**Annotated region listings:**
☆ ☆ ☆
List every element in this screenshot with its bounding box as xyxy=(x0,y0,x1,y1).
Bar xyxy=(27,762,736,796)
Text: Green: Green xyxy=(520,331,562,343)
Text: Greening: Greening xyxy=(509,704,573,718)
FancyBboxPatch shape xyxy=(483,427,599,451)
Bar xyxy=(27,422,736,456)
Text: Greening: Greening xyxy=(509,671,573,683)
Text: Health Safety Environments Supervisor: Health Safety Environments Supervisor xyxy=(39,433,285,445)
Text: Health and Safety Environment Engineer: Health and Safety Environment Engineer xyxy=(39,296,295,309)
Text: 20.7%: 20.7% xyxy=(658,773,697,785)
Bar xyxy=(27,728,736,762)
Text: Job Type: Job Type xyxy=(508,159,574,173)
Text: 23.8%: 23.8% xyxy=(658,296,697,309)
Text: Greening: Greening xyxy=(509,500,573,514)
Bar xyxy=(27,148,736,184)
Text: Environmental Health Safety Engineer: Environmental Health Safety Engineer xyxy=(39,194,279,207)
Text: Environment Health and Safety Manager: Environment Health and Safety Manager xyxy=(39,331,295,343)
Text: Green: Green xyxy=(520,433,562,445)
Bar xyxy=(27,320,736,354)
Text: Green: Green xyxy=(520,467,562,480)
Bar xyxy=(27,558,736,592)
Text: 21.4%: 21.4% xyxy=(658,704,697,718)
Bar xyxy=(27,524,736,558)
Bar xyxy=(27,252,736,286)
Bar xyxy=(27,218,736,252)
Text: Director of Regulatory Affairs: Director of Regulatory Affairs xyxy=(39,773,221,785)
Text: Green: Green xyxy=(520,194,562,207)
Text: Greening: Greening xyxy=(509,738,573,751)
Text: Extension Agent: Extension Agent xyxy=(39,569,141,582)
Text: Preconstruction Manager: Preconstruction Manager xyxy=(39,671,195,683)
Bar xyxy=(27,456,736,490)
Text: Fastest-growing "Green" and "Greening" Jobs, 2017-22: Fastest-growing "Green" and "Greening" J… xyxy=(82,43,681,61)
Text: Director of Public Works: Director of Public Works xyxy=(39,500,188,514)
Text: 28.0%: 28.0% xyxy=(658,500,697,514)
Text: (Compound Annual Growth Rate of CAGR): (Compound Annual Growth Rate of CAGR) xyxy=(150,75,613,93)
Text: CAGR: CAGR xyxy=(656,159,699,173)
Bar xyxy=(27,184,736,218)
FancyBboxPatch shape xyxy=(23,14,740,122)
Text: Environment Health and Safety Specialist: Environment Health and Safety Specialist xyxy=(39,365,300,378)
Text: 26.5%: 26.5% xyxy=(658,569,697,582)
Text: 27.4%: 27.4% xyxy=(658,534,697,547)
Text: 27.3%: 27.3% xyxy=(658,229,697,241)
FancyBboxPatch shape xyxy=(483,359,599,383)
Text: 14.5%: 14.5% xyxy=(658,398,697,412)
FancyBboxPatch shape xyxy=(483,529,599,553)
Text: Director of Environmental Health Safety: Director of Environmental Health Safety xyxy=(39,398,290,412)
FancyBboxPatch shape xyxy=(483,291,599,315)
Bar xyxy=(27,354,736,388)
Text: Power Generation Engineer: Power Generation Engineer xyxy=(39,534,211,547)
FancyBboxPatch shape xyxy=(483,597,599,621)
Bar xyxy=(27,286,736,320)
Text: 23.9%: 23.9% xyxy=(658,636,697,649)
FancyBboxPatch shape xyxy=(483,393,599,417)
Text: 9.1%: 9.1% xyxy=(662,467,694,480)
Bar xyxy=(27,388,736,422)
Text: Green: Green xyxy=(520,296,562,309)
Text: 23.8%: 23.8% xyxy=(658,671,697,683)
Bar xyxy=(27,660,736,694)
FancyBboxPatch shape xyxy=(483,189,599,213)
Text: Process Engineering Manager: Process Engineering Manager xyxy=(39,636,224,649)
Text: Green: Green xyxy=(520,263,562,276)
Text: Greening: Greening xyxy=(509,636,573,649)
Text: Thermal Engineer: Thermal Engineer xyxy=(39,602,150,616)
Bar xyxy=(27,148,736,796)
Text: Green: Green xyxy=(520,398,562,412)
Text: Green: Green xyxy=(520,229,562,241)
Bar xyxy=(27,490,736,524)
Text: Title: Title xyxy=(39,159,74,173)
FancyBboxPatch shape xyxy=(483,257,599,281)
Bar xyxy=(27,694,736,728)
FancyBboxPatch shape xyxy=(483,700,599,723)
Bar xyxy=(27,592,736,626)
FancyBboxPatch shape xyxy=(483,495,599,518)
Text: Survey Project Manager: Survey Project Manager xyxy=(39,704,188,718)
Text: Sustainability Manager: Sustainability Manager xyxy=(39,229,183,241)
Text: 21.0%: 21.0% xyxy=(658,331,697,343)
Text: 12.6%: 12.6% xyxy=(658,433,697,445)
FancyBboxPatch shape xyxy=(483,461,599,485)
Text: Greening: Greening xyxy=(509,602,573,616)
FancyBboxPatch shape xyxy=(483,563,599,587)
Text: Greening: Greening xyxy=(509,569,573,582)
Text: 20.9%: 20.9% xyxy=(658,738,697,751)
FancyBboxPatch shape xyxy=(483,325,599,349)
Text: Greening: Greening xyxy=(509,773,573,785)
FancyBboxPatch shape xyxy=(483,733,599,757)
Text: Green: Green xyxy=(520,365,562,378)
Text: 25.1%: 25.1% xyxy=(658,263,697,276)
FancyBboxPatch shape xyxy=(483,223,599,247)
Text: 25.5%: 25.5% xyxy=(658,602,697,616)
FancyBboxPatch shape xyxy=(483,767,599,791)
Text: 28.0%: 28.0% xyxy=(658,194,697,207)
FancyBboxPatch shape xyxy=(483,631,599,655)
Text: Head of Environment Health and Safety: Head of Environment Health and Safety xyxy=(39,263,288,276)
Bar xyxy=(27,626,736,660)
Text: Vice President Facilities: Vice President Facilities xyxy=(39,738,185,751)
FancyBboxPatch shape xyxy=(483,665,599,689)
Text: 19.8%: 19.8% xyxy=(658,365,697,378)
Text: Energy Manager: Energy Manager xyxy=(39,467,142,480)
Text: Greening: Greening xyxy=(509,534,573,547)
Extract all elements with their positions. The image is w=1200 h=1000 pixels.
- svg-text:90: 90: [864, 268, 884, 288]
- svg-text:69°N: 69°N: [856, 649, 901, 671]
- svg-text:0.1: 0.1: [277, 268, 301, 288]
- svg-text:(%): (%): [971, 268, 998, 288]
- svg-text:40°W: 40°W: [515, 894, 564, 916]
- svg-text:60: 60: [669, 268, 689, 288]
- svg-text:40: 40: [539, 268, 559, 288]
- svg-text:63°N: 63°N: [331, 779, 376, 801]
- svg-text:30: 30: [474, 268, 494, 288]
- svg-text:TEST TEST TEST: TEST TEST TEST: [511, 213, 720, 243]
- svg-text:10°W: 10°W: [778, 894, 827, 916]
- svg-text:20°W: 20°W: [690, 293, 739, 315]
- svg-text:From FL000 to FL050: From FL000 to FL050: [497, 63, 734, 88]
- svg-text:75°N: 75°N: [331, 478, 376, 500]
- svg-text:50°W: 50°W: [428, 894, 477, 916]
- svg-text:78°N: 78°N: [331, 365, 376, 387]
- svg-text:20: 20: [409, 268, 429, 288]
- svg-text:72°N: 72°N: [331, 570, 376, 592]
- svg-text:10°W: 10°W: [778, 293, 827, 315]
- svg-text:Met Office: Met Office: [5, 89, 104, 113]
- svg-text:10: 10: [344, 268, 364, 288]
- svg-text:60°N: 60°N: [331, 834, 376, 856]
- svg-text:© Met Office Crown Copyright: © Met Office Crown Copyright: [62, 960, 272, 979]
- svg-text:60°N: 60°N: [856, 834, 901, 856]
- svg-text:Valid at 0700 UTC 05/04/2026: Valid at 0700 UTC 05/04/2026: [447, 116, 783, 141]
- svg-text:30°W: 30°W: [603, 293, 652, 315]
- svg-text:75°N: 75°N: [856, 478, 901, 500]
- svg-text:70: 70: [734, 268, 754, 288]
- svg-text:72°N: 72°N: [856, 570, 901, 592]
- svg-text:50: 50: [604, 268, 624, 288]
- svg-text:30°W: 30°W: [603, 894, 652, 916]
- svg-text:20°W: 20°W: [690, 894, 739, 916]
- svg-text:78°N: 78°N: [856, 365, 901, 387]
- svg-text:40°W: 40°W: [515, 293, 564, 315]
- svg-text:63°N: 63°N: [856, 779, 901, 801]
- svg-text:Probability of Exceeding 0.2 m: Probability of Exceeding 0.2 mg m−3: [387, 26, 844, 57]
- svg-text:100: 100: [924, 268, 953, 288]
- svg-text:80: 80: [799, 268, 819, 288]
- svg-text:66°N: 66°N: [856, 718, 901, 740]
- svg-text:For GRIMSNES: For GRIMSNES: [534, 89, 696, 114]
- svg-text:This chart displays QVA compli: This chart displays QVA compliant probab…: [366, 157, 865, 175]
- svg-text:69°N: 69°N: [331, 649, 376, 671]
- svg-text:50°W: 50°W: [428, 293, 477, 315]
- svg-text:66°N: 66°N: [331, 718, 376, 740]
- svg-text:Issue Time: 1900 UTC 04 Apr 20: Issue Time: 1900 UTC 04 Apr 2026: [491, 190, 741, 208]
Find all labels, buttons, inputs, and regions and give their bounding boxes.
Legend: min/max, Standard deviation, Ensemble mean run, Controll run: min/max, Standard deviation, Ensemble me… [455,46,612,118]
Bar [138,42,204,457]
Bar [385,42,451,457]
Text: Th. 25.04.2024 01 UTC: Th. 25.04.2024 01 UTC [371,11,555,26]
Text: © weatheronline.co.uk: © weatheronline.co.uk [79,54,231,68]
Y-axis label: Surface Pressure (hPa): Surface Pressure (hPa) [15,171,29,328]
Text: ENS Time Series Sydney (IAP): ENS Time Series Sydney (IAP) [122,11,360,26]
☆ ☆ ☆
**Exercise description:** Copy out, word for word, the lines from the start of the records through the line that contains "Text: Greening: Greening xyxy=(509,671,573,683)".

**Result of this exercise:**
List every element in this screenshot with its bounding box as xyxy=(x0,y0,x1,y1).
Bar xyxy=(27,762,736,796)
Text: Green: Green xyxy=(520,331,562,343)
Text: Greening: Greening xyxy=(509,704,573,718)
FancyBboxPatch shape xyxy=(483,427,599,451)
Bar xyxy=(27,422,736,456)
Text: Greening: Greening xyxy=(509,671,573,683)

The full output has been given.